GIVEN EXERCISE A -
Answer these questions about the blog post on de-compressing rows:
(i) Which two package names are assigned to package.name?
(ii) What value does the dummy data frame hold in its Product_Name column?
(iii) What are the column names of final.df?
GIVEN EXERCISE B - Translate this sentence from the blog post on de-compressing rows into Spanish: "What we require here is a granular view of things."

PROVIDED TEXT -

De-compressing Rows
Parag Verma
11th Nov, 2022
Introduction
In this blog we will we can de-compress aggregated customer records.
package.name<-c("dplyr","stringr")
for(i in package.name){
if(!require(i,character.only = T)){
install.packages(i)
}
library(i,character.only = T)
}
Step 1: Creating a data frame
Lets create a dummy data frame with compressed shopping history for a customer.
df<-data.frame(Customer_Num="Customer 1",
Product_Name=c("A|B|AB|C|X")
)
head(df)
Customer_Num Product_Name
1 Customer 1 A|B|AB|C|X
Just by looking at the data we cant get a hang of whats happening.What we require here is a granular view of things. Maybe something like the below might give us better idea.
Now lets try and get the same summary using dplyr and toString
Step 2: Creating granular records at Customer Level
l1<-list()
l1<-lapply(1:nrow(df), function(x){
x2<-str_split(df[x,"Product_Name"],"['|]")[[1]]
interim.df<-data.frame(Customer = df[x,"Customer_Num"],
Product = x2)
return(interim.df)
})
final.df<-do.call(rbind.data.frame,l1)
final.df
Customer Product
1 Customer 1 A
2 Customer 1 B
3 Customer 1 AB
4 Customer 1 C
5 Customer 1 X

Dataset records

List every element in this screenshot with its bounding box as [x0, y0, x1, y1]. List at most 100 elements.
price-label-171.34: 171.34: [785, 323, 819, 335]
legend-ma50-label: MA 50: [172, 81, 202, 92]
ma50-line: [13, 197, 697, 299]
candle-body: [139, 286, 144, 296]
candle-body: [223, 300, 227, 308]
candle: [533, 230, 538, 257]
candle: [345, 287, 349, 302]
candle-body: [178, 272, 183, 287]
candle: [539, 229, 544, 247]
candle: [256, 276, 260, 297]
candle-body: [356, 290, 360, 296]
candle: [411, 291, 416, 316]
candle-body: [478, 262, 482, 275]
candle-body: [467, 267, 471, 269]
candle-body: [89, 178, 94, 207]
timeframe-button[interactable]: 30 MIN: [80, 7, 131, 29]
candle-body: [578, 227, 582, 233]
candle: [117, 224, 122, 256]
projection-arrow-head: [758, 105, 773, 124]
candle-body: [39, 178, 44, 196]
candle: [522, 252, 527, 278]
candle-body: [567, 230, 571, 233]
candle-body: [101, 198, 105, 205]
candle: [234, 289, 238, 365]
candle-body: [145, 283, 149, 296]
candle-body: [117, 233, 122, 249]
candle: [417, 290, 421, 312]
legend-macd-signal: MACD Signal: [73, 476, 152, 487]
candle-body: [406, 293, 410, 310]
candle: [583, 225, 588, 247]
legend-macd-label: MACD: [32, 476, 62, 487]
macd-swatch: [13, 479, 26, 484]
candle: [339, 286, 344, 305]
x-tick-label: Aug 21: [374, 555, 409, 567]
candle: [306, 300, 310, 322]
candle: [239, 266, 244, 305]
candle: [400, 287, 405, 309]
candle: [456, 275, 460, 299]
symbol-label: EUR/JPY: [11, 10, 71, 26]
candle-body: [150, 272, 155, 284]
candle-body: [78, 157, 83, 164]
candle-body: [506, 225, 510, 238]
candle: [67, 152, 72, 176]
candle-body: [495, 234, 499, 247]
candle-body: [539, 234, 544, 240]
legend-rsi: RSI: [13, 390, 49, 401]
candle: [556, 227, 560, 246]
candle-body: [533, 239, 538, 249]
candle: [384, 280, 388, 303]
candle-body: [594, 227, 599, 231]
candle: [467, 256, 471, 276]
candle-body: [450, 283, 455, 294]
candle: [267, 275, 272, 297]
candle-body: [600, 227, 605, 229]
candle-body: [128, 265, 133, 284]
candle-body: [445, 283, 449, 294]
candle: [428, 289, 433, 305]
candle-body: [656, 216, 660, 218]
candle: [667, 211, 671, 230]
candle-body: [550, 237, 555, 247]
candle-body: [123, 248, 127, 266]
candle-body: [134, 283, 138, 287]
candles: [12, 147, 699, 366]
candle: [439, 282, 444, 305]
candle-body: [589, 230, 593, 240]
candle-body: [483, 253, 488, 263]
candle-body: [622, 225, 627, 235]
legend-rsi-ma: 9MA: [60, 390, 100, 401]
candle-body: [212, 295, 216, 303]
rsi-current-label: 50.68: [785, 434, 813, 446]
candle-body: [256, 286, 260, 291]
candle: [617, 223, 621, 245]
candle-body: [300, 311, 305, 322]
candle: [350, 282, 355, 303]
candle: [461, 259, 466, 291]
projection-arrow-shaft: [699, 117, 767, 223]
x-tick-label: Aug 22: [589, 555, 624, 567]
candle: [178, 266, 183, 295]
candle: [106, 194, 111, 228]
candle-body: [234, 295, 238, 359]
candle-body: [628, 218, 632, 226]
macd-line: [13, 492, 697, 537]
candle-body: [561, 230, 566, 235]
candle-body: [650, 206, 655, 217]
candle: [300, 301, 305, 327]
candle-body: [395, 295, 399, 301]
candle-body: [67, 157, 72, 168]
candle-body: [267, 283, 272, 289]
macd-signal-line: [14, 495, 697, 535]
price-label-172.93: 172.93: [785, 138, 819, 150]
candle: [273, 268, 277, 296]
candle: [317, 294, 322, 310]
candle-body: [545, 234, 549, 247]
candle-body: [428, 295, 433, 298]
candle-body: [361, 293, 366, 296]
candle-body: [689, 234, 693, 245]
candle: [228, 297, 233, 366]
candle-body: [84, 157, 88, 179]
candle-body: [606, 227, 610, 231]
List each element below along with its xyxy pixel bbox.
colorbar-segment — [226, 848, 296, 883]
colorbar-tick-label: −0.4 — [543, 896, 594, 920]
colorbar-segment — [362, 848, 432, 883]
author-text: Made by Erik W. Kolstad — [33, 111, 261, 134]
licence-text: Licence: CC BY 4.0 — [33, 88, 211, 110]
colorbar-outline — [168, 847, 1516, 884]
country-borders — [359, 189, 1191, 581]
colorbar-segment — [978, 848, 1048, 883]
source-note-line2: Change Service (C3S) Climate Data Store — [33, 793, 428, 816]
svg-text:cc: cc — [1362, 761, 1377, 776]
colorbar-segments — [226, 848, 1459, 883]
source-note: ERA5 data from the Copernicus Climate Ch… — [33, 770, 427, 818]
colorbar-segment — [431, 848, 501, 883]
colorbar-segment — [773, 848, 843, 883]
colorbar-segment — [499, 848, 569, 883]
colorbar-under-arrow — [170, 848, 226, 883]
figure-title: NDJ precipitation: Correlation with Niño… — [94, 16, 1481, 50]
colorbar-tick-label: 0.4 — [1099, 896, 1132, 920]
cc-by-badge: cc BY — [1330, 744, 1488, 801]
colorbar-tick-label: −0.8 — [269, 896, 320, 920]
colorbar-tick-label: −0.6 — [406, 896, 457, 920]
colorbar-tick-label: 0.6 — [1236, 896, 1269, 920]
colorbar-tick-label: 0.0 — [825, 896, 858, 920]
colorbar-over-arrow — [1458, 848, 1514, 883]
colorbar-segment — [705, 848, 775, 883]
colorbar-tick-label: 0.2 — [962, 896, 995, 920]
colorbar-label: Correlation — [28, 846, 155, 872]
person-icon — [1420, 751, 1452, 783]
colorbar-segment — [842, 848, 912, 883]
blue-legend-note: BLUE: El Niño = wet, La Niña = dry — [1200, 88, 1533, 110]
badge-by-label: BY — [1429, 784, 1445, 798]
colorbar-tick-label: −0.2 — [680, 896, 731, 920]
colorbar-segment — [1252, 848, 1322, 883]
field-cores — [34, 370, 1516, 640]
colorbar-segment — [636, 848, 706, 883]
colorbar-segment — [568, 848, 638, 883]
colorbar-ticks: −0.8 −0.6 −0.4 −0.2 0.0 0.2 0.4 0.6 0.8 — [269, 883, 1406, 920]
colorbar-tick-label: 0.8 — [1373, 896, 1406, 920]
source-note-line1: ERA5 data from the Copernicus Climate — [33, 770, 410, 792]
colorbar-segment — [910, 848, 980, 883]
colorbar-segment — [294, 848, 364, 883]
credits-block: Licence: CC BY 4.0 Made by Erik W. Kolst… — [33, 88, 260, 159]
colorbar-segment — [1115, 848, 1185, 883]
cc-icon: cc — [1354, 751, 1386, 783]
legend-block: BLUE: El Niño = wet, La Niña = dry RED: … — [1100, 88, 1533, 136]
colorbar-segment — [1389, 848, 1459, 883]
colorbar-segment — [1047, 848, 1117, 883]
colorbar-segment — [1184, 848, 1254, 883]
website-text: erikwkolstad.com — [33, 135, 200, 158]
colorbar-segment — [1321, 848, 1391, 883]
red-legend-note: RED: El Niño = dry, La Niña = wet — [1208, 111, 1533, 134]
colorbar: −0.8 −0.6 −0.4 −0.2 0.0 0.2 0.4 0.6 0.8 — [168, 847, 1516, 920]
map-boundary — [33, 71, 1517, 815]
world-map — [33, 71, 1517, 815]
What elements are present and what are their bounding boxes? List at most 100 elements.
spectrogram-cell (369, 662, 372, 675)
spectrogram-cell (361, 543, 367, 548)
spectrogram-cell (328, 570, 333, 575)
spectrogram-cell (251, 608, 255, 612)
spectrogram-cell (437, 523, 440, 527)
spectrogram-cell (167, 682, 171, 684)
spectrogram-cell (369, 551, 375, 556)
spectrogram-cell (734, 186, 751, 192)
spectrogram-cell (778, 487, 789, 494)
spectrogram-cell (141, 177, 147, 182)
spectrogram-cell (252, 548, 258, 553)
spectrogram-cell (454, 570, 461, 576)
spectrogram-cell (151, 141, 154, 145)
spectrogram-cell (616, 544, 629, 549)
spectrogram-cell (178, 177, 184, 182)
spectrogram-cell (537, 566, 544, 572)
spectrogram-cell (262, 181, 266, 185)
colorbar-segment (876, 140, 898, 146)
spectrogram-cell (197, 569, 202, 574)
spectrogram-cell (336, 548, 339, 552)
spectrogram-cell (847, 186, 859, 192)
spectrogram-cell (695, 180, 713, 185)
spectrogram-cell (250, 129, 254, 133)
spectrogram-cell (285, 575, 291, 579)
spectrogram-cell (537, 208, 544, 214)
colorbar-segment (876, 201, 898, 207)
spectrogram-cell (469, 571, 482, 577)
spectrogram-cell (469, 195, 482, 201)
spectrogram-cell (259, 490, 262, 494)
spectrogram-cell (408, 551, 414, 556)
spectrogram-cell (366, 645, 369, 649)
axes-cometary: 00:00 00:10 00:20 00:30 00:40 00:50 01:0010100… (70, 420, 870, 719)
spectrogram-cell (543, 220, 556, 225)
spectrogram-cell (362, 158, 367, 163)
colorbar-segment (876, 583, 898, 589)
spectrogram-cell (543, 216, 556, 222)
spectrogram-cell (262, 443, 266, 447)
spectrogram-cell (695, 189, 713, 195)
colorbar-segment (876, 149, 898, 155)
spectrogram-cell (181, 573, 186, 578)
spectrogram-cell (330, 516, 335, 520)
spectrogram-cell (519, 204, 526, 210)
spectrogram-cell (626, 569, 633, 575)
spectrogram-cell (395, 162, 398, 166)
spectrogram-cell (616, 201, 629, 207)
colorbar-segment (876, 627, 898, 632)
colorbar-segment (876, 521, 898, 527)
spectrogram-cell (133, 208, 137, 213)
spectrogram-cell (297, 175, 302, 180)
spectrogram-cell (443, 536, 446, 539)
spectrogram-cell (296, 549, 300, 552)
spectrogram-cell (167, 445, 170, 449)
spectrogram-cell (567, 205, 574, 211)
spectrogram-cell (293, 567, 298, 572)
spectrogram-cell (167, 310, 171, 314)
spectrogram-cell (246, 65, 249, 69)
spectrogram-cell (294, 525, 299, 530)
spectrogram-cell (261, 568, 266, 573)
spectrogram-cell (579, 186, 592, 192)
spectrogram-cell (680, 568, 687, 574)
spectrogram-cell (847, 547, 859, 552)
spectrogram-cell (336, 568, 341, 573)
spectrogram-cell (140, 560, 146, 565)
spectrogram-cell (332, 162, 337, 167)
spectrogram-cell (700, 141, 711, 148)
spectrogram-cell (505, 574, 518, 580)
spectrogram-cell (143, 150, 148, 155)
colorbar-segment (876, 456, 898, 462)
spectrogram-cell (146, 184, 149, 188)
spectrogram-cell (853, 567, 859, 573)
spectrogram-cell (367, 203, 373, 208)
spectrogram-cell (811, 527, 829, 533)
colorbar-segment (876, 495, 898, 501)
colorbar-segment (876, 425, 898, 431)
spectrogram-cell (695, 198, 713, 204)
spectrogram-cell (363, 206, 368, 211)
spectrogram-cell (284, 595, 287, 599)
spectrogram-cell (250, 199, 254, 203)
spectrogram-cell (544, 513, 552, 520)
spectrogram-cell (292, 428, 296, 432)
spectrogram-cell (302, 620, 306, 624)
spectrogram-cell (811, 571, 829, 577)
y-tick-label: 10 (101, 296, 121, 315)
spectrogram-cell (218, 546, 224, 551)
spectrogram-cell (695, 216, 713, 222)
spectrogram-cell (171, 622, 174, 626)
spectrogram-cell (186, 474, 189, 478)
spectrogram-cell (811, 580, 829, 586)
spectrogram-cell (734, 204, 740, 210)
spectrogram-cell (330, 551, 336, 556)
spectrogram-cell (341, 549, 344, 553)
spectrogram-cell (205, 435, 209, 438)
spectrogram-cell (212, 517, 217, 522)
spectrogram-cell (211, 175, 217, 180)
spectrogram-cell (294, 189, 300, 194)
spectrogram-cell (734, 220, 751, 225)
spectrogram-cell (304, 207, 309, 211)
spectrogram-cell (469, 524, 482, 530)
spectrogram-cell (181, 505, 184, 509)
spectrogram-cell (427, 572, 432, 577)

EXERCISE SOLUTION A -
(i) dplyr and stringr
(ii) A|B|AB|C|X
(iii) Customer and Product

EXERCISE SOLUTION B - Lo que necesitamos aquí es una vista granular de las cosas.